**Problem description**:
Which lines in the records below contain the word "image"? Copy each one out.

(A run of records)
* * *

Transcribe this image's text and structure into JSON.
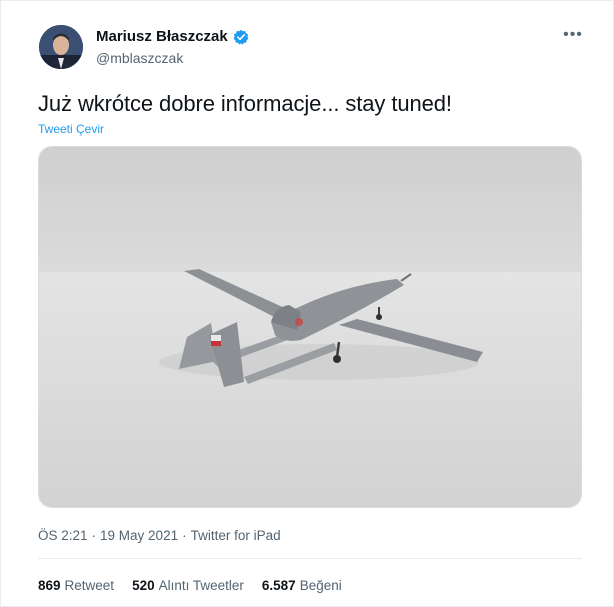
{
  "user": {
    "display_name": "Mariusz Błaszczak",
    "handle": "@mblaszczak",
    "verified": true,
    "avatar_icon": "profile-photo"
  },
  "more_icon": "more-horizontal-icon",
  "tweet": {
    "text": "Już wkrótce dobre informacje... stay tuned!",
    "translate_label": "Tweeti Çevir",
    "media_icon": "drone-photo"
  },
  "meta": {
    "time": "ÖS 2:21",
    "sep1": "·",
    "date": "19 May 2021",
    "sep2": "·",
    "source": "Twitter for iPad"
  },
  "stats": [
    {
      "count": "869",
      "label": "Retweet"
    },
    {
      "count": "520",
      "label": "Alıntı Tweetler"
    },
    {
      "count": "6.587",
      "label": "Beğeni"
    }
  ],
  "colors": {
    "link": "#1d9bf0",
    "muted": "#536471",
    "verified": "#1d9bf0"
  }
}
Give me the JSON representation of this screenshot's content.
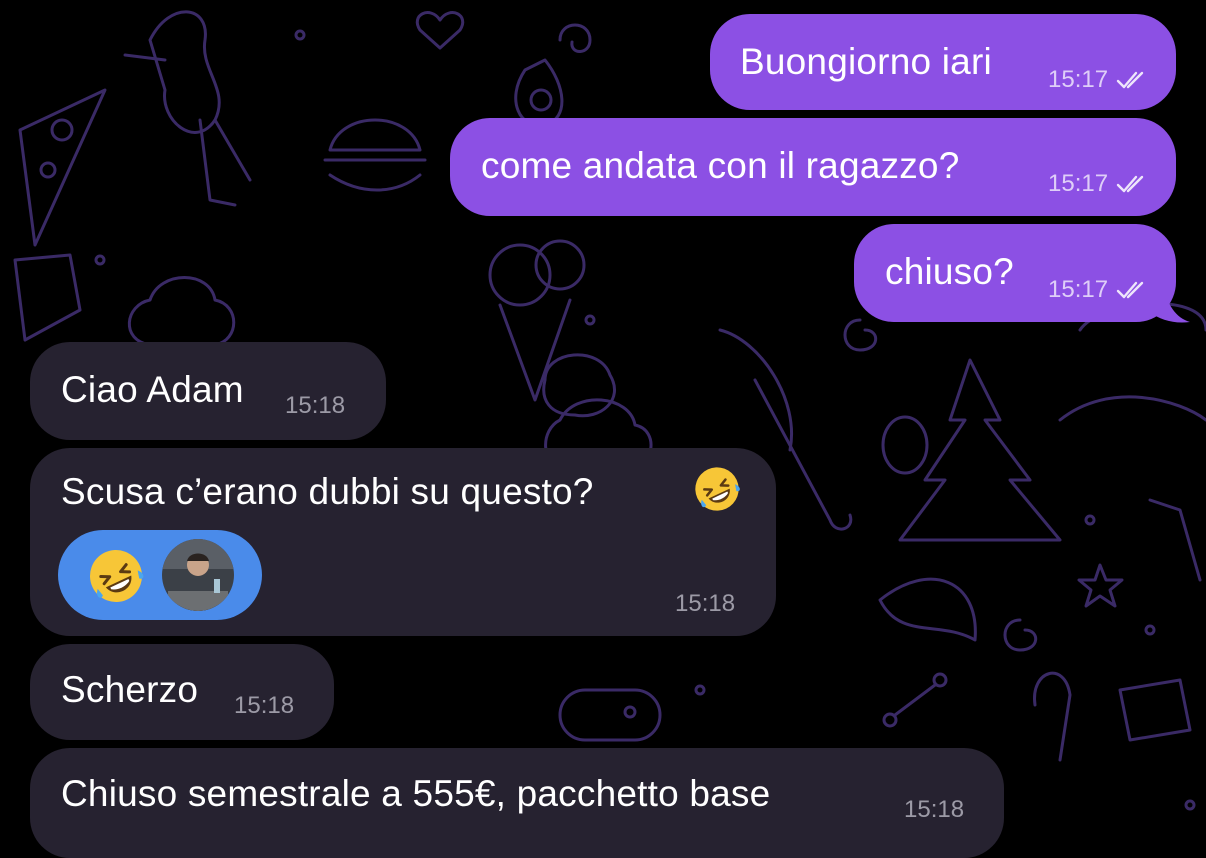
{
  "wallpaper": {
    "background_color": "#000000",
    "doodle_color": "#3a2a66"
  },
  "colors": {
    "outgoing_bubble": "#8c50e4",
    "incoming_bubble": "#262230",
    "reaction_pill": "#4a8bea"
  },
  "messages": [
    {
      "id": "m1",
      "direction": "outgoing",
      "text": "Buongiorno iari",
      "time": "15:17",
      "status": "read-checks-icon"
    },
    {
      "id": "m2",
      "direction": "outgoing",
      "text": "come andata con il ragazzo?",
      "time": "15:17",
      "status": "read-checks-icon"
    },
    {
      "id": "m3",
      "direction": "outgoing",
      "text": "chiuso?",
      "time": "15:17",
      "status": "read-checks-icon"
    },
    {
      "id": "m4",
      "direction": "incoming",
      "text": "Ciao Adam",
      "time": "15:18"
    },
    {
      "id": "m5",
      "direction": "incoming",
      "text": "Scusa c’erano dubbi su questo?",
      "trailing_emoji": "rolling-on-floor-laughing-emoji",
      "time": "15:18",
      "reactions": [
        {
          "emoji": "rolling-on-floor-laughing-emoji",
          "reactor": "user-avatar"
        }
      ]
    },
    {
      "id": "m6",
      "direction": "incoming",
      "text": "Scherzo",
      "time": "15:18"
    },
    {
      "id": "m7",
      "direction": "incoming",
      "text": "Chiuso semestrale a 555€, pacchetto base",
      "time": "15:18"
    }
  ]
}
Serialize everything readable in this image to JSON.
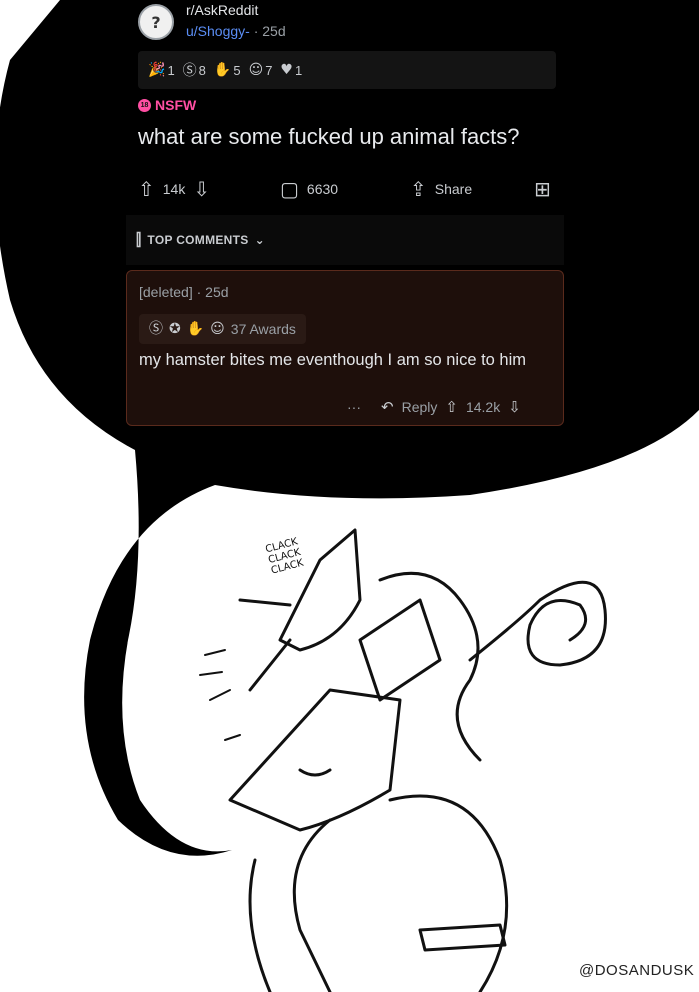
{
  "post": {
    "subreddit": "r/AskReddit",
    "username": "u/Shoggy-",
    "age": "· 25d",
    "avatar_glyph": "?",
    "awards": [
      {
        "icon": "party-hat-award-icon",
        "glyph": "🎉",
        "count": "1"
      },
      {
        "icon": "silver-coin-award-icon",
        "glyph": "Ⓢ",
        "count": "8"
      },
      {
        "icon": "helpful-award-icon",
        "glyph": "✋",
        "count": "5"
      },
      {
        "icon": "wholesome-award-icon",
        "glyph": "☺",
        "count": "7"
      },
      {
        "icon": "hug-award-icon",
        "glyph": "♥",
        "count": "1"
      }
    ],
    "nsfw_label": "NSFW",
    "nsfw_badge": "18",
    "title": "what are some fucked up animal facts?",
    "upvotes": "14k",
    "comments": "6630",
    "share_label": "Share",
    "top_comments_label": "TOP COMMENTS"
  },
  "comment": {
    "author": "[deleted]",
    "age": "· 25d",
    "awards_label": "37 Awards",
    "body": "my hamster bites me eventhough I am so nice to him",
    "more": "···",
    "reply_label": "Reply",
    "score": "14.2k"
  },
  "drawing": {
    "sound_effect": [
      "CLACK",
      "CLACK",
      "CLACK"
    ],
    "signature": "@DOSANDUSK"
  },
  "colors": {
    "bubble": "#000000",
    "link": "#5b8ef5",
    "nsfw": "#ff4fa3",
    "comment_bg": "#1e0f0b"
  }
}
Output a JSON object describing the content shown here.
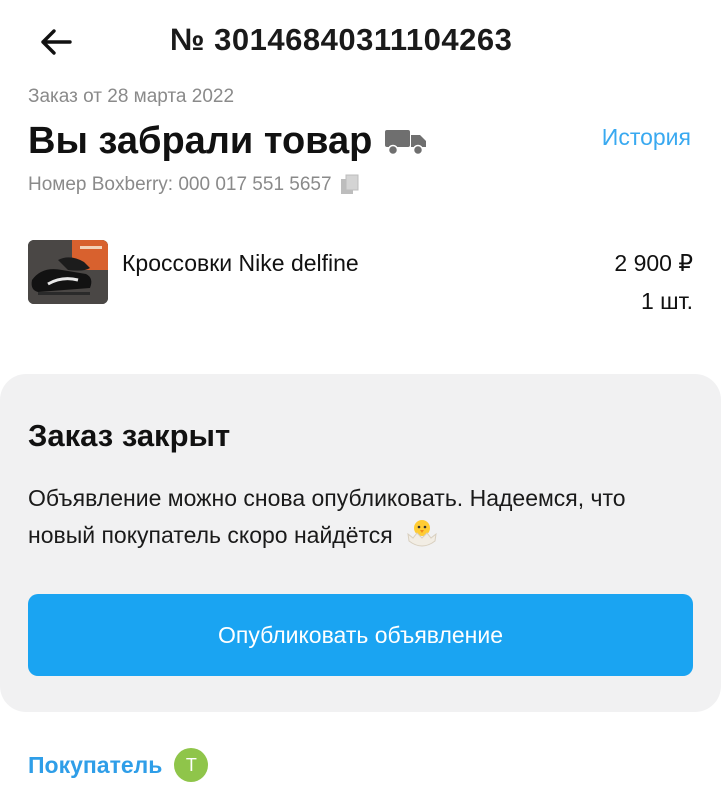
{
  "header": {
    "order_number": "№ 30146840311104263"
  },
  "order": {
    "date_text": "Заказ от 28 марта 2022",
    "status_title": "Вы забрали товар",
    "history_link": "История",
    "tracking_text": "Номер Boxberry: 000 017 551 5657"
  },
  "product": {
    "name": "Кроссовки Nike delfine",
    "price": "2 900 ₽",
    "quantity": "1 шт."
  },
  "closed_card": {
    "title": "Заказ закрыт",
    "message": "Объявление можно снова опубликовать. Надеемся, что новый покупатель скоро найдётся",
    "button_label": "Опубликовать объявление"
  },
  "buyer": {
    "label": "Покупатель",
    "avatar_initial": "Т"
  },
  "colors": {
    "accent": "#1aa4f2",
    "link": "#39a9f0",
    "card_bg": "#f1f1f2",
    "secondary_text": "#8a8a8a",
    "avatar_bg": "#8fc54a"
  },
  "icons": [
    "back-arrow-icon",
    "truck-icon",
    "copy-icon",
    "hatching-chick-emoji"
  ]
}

* * *

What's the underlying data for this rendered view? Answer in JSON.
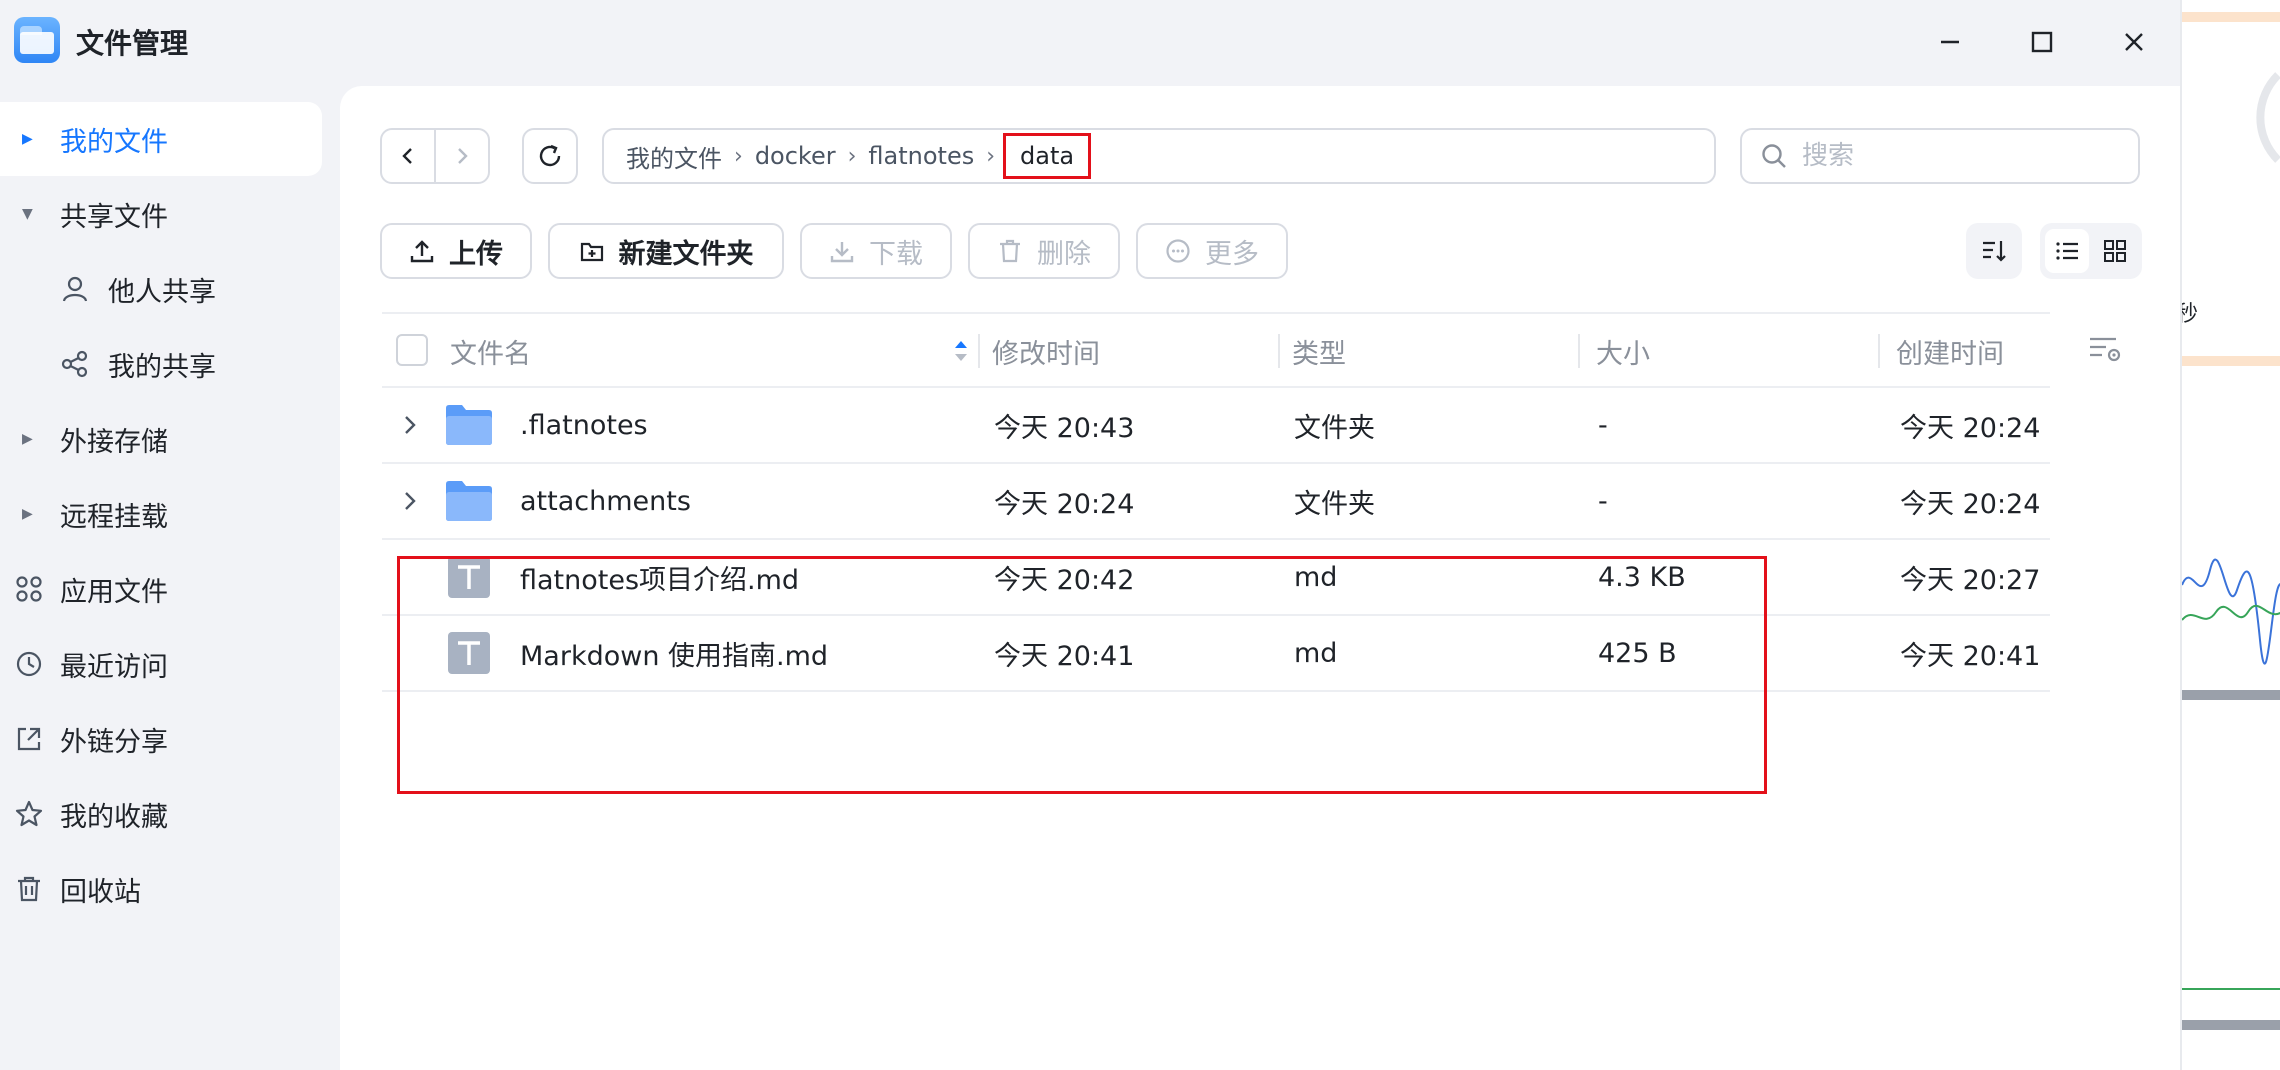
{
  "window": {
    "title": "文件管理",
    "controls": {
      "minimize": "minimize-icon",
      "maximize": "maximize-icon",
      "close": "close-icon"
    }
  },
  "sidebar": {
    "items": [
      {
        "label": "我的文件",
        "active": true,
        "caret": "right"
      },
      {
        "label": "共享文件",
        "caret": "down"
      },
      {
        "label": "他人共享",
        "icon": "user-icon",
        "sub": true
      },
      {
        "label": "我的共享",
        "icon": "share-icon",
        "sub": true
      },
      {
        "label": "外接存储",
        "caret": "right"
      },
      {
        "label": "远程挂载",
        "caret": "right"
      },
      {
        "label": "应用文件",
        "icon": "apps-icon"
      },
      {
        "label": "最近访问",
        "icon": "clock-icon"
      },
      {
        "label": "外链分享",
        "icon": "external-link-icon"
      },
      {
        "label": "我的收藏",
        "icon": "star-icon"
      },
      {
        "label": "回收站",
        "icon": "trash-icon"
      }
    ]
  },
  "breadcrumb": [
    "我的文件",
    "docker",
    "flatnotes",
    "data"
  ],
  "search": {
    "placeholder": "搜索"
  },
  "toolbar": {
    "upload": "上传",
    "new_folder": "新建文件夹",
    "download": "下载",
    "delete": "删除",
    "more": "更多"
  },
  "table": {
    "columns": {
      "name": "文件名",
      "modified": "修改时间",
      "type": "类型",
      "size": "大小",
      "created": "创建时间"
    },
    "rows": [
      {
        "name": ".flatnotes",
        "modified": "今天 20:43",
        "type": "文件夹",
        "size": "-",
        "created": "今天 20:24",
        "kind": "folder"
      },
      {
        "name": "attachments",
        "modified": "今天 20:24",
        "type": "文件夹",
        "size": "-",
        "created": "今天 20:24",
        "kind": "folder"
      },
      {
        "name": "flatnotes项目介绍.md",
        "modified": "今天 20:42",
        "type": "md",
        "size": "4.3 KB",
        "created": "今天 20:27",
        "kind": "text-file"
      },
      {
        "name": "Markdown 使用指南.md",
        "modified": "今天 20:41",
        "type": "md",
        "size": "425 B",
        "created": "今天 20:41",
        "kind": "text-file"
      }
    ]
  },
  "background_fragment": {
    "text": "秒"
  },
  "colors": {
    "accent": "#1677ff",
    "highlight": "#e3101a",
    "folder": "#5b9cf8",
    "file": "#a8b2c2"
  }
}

* * *

**Response to the task**:
Transcribe this image's text and structure into JSON.
Serialize everything readable in this image to JSON.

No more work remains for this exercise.